Bildung und Forschung als neuer Geltungsbereich

Der ITRE-Ausschuss will unter anderem die Begriffsdefinitionen für jene Betreiber erweitern, die unter die Bestimmungen der NIS-Richtlinie fallen. Demnach gäbe es künftig eine Kategorie „Bildung und Forschung“, die „Hochschuleinrichtungen und Forschungseinrichtungen“ umfasst. Das hätte womöglich auch Konsequenzen für Deutschland, denn in der derzeitigen KRITIS-Verordnung sind solche Betreiber bisher nicht erfasst. Tatsächlich sind Universitäten aber in den vergangenen Jahren immer wieder zum Ziel von Cyberangriffen geworden, wie zuletzt beispielsweise die Technische Universität Berlin (Tagesspiegel Background berichtete).

Außerdem sollen Betreiber von Einrichtungen zum „Smart Charging“ von der Kategorie „Transport“ erfasst werden. Wenn die öffentliche Sicherheit oder das Gesundheitswesen durch einen Cybervorfall gefährdet wird, spielt künftig auch nicht mehr eine Rolle, wie groß der betroffene Betreiber ist. Kleine Betreiber bis 49 Beschäftigte sind eigentlich vom Geltungsbereich ausgeschlossen.

Ginge es nach dem ITRE-Ausschuss, hätten der Digital Services Act (DSA) und der Digital Markets Act (DMA) womöglich ebenso Auswirkungen auf den Geltungsbereich der NIS-Richtlinie. Im neuen Erwägungsgrund 82a heißt es, dass die Kommission künftig prüfen solle, ob sehr große Dienstanbieter nach DSA-Definition und „Gatekeeper“ nach DMA-Regelung als „wesentliche Betreiber“ im Sinne der NIS-Richtlinie betrachtet werden.

| ROHE DATENSÄTZE |
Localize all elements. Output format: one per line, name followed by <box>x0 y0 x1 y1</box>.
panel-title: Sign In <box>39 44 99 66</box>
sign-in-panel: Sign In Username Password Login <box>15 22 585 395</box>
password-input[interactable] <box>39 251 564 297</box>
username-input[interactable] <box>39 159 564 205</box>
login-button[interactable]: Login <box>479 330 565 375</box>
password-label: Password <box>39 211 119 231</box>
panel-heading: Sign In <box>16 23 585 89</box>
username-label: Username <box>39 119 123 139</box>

| ANFORDERUNGEN |
1) Zähl alle Richtlinien, Verordnungen und Gesetze auf, die im Textauszug genannt werden.
2) Beantworte anhand des Textauszugs:
(a) Welche Einrichtungen soll die Kategorie „Bildung und Forschung“ umfassen?
(b) Bis zu wie vielen Beschäftigten gilt ein Betreiber als klein?
(c) Welcher Erwägungsgrund ist neu?
3) Schreib aus dem Textauszug die Stelle zwischen „Der ITRE-Ausschuss will“ und „(Tagesspiegel Background berichtete).“ ab, beide eingeschlossen.
Die Datensätze haben mit dem Textauszug nichts zu tun.

| ERGEBNISSE |
1)
- NIS-Richtlinie
- KRITIS-Verordnung
- Digital Services Act (DSA)
- Digital Markets Act (DMA)

2)
(a) Hochschuleinrichtungen und Forschungseinrichtungen
(b) Bis 49 Beschäftigte
(c) Erwägungsgrund 82a

3)
Der ITRE-Ausschuss will unter anderem die Begriffsdefinitionen für jene Betreiber erweitern, die unter die Bestimmungen der NIS-Richtlinie fallen. Demnach gäbe es künftig eine Kategorie „Bildung und Forschung“, die „Hochschuleinrichtungen und Forschungseinrichtungen“ umfasst. Das hätte womöglich auch Konsequenzen für Deutschland, denn in der derzeitigen KRITIS-Verordnung sind solche Betreiber bisher nicht erfasst. Tatsächlich sind Universitäten aber in den vergangenen Jahren immer wieder zum Ziel von Cyberangriffen geworden, wie zuletzt beispielsweise die Technische Universität Berlin (Tagesspiegel Background berichtete).